- **RECORDS PROVIDED**:
....

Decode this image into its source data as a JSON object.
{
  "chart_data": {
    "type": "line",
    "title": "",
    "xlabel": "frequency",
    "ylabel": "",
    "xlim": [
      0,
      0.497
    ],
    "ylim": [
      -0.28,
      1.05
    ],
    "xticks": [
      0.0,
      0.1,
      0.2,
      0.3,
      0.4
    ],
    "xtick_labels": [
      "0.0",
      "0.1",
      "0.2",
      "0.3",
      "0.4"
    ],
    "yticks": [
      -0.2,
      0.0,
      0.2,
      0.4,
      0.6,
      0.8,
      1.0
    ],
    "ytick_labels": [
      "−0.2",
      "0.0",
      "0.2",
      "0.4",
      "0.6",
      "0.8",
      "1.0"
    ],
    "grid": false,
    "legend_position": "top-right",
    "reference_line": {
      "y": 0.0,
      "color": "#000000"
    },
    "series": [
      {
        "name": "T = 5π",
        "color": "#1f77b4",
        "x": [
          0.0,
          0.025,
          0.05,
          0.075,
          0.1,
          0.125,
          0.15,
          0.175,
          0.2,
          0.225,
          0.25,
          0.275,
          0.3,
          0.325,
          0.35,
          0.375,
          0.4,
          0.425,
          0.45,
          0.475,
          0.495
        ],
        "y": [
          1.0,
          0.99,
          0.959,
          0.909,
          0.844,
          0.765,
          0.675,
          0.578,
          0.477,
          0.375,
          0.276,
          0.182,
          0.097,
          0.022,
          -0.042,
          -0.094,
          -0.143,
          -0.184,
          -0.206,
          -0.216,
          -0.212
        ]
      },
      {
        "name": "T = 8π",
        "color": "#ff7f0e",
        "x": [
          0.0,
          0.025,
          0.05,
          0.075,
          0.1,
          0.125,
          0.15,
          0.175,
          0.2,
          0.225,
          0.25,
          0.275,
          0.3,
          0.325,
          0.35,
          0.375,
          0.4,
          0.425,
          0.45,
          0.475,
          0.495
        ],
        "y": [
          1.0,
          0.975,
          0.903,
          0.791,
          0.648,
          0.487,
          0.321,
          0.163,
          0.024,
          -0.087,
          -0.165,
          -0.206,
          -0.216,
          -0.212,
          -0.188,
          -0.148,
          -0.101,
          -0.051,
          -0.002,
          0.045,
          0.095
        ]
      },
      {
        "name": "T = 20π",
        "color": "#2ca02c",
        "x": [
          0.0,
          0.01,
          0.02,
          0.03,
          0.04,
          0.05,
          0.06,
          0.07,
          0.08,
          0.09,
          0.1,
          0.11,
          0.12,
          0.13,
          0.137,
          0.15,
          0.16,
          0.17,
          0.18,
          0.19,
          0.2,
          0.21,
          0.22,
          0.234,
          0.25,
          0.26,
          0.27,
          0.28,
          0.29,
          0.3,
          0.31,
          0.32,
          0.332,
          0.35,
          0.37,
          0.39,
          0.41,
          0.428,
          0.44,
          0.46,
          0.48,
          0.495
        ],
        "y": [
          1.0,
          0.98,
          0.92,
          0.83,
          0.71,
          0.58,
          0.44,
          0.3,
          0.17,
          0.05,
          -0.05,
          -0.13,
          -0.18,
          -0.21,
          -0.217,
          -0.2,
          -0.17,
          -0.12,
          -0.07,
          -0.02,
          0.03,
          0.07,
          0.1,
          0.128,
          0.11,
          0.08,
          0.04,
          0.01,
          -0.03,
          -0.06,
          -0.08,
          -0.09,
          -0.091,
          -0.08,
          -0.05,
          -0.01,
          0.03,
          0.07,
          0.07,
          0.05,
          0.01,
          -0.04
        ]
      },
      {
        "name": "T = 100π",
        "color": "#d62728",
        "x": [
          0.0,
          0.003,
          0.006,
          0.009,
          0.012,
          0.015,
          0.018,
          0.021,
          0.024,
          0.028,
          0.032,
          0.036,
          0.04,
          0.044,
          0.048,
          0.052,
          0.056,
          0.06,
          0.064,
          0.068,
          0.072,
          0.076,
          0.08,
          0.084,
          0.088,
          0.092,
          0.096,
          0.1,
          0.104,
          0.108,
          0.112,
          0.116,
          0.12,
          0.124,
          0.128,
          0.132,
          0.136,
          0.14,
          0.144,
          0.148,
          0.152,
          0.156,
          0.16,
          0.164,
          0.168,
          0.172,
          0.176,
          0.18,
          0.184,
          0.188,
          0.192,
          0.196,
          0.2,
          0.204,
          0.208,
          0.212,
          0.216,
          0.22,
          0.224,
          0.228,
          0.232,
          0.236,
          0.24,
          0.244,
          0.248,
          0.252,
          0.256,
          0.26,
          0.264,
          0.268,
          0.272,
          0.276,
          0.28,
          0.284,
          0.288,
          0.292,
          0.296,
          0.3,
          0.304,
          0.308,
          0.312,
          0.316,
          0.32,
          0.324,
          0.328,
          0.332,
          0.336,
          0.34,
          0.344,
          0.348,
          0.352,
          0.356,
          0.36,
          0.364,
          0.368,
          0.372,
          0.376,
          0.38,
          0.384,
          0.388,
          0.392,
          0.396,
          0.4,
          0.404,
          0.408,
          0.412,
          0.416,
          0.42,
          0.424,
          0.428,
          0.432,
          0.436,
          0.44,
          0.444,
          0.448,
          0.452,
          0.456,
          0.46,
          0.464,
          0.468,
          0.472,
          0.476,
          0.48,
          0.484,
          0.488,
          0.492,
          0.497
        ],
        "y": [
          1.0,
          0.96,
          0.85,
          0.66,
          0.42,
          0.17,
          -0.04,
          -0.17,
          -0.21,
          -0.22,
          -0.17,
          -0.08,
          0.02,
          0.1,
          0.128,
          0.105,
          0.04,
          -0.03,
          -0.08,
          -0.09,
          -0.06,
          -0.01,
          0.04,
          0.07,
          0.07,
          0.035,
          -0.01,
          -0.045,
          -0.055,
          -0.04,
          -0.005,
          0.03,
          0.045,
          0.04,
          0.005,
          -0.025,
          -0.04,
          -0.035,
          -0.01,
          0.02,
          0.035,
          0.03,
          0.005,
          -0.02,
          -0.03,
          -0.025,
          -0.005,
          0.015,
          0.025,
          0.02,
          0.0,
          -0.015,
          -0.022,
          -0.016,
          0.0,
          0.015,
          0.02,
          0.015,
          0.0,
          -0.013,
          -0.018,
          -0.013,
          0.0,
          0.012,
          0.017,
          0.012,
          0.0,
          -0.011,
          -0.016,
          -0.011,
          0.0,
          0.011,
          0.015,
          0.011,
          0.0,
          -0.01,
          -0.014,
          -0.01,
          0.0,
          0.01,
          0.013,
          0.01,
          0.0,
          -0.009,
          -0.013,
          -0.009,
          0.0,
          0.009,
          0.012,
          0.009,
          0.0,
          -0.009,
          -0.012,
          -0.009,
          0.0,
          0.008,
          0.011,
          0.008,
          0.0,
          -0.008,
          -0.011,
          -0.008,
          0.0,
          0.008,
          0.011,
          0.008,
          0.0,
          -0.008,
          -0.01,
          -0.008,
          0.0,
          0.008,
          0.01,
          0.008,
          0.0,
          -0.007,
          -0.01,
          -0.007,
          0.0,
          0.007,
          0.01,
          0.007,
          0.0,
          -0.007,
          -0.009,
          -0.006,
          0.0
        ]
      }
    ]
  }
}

....

- **EXERCISE REQUIREMENTS**:
Copy out the whole listing exactly; please set it all down.

- **CORRECT RESULT**:
Decode this image into its source data as a JSON object.
{
  "chart_data": {
    "type": "line",
    "title": "",
    "xlabel": "frequency",
    "ylabel": "",
    "xlim": [
      0,
      0.497
    ],
    "ylim": [
      -0.28,
      1.05
    ],
    "xticks": [
      0.0,
      0.1,
      0.2,
      0.3,
      0.4
    ],
    "xtick_labels": [
      "0.0",
      "0.1",
      "0.2",
      "0.3",
      "0.4"
    ],
    "yticks": [
      -0.2,
      0.0,
      0.2,
      0.4,
      0.6,
      0.8,
      1.0
    ],
    "ytick_labels": [
      "−0.2",
      "0.0",
      "0.2",
      "0.4",
      "0.6",
      "0.8",
      "1.0"
    ],
    "grid": false,
    "legend_position": "top-right",
    "reference_line": {
      "y": 0.0,
      "color": "#000000"
    },
    "series": [
      {
        "name": "T = 5π",
        "color": "#1f77b4",
        "x": [
          0.0,
          0.025,
          0.05,
          0.075,
          0.1,
          0.125,
          0.15,
          0.175,
          0.2,
          0.225,
          0.25,
          0.275,
          0.3,
          0.325,
          0.35,
          0.375,
          0.4,
          0.425,
          0.45,
          0.475,
          0.495
        ],
        "y": [
          1.0,
          0.99,
          0.959,
          0.909,
          0.844,
          0.765,
          0.675,
          0.578,
          0.477,
          0.375,
          0.276,
          0.182,
          0.097,
          0.022,
          -0.042,
          -0.094,
          -0.143,
          -0.184,
          -0.206,
          -0.216,
          -0.212
        ]
      },
      {
        "name": "T = 8π",
        "color": "#ff7f0e",
        "x": [
          0.0,
          0.025,
          0.05,
          0.075,
          0.1,
          0.125,
          0.15,
          0.175,
          0.2,
          0.225,
          0.25,
          0.275,
          0.3,
          0.325,
          0.35,
          0.375,
          0.4,
          0.425,
          0.45,
          0.475,
          0.495
        ],
        "y": [
          1.0,
          0.975,
          0.903,
          0.791,
          0.648,
          0.487,
          0.321,
          0.163,
          0.024,
          -0.087,
          -0.165,
          -0.206,
          -0.216,
          -0.212,
          -0.188,
          -0.148,
          -0.101,
          -0.051,
          -0.002,
          0.045,
          0.095
        ]
      },
      {
        "name": "T = 20π",
        "color": "#2ca02c",
        "x": [
          0.0,
          0.01,
          0.02,
          0.03,
          0.04,
          0.05,
          0.06,
          0.07,
          0.08,
          0.09,
          0.1,
          0.11,
          0.12,
          0.13,
          0.137,
          0.15,
          0.16,
          0.17,
          0.18,
          0.19,
          0.2,
          0.21,
          0.22,
          0.234,
          0.25,
          0.26,
          0.27,
          0.28,
          0.29,
          0.3,
          0.31,
          0.32,
          0.332,
          0.35,
          0.37,
          0.39,
          0.41,
          0.428,
          0.44,
          0.46,
          0.48,
          0.495
        ],
        "y": [
          1.0,
          0.98,
          0.92,
          0.83,
          0.71,
          0.58,
          0.44,
          0.3,
          0.17,
          0.05,
          -0.05,
          -0.13,
          -0.18,
          -0.21,
          -0.217,
          -0.2,
          -0.17,
          -0.12,
          -0.07,
          -0.02,
          0.03,
          0.07,
          0.1,
          0.128,
          0.11,
          0.08,
          0.04,
          0.01,
          -0.03,
          -0.06,
          -0.08,
          -0.09,
          -0.091,
          -0.08,
          -0.05,
          -0.01,
          0.03,
          0.07,
          0.07,
          0.05,
          0.01,
          -0.04
        ]
      },
      {
        "name": "T = 100π",
        "color": "#d62728",
        "x": [
          0.0,
          0.003,
          0.006,
          0.009,
          0.012,
          0.015,
          0.018,
          0.021,
          0.024,
          0.028,
          0.032,
          0.036,
          0.04,
          0.044,
          0.048,
          0.052,
          0.056,
          0.06,
          0.064,
          0.068,
          0.072,
          0.076,
          0.08,
          0.084,
          0.088,
          0.092,
          0.096,
          0.1,
          0.104,
          0.108,
          0.112,
          0.116,
          0.12,
          0.124,
          0.128,
          0.132,
          0.136,
          0.14,
          0.144,
          0.148,
          0.152,
          0.156,
          0.16,
          0.164,
          0.168,
          0.172,
          0.176,
          0.18,
          0.184,
          0.188,
          0.192,
          0.196,
          0.2,
          0.204,
          0.208,
          0.212,
          0.216,
          0.22,
          0.224,
          0.228,
          0.232,
          0.236,
          0.24,
          0.244,
          0.248,
          0.252,
          0.256,
          0.26,
          0.264,
          0.268,
          0.272,
          0.276,
          0.28,
          0.284,
          0.288,
          0.292,
          0.296,
          0.3,
          0.304,
          0.308,
          0.312,
          0.316,
          0.32,
          0.324,
          0.328,
          0.332,
          0.336,
          0.34,
          0.344,
          0.348,
          0.352,
          0.356,
          0.36,
          0.364,
          0.368,
          0.372,
          0.376,
          0.38,
          0.384,
          0.388,
          0.392,
          0.396,
          0.4,
          0.404,
          0.408,
          0.412,
          0.416,
          0.42,
          0.424,
          0.428,
          0.432,
          0.436,
          0.44,
          0.444,
          0.448,
          0.452,
          0.456,
          0.46,
          0.464,
          0.468,
          0.472,
          0.476,
          0.48,
          0.484,
          0.488,
          0.492,
          0.497
        ],
        "y": [
          1.0,
          0.96,
          0.85,
          0.66,
          0.42,
          0.17,
          -0.04,
          -0.17,
          -0.21,
          -0.22,
          -0.17,
          -0.08,
          0.02,
          0.1,
          0.128,
          0.105,
          0.04,
          -0.03,
          -0.08,
          -0.09,
          -0.06,
          -0.01,
          0.04,
          0.07,
          0.07,
          0.035,
          -0.01,
          -0.045,
          -0.055,
          -0.04,
          -0.005,
          0.03,
          0.045,
          0.04,
          0.005,
          -0.025,
          -0.04,
          -0.035,
          -0.01,
          0.02,
          0.035,
          0.03,
          0.005,
          -0.02,
          -0.03,
          -0.025,
          -0.005,
          0.015,
          0.025,
          0.02,
          0.0,
          -0.015,
          -0.022,
          -0.016,
          0.0,
          0.015,
          0.02,
          0.015,
          0.0,
          -0.013,
          -0.018,
          -0.013,
          0.0,
          0.012,
          0.017,
          0.012,
          0.0,
          -0.011,
          -0.016,
          -0.011,
          0.0,
          0.011,
          0.015,
          0.011,
          0.0,
          -0.01,
          -0.014,
          -0.01,
          0.0,
          0.01,
          0.013,
          0.01,
          0.0,
          -0.009,
          -0.013,
          -0.009,
          0.0,
          0.009,
          0.012,
          0.009,
          0.0,
          -0.009,
          -0.012,
          -0.009,
          0.0,
          0.008,
          0.011,
          0.008,
          0.0,
          -0.008,
          -0.011,
          -0.008,
          0.0,
          0.008,
          0.011,
          0.008,
          0.0,
          -0.008,
          -0.01,
          -0.008,
          0.0,
          0.008,
          0.01,
          0.008,
          0.0,
          -0.007,
          -0.01,
          -0.007,
          0.0,
          0.007,
          0.01,
          0.007,
          0.0,
          -0.007,
          -0.009,
          -0.006,
          0.0
        ]
      }
    ]
  }
}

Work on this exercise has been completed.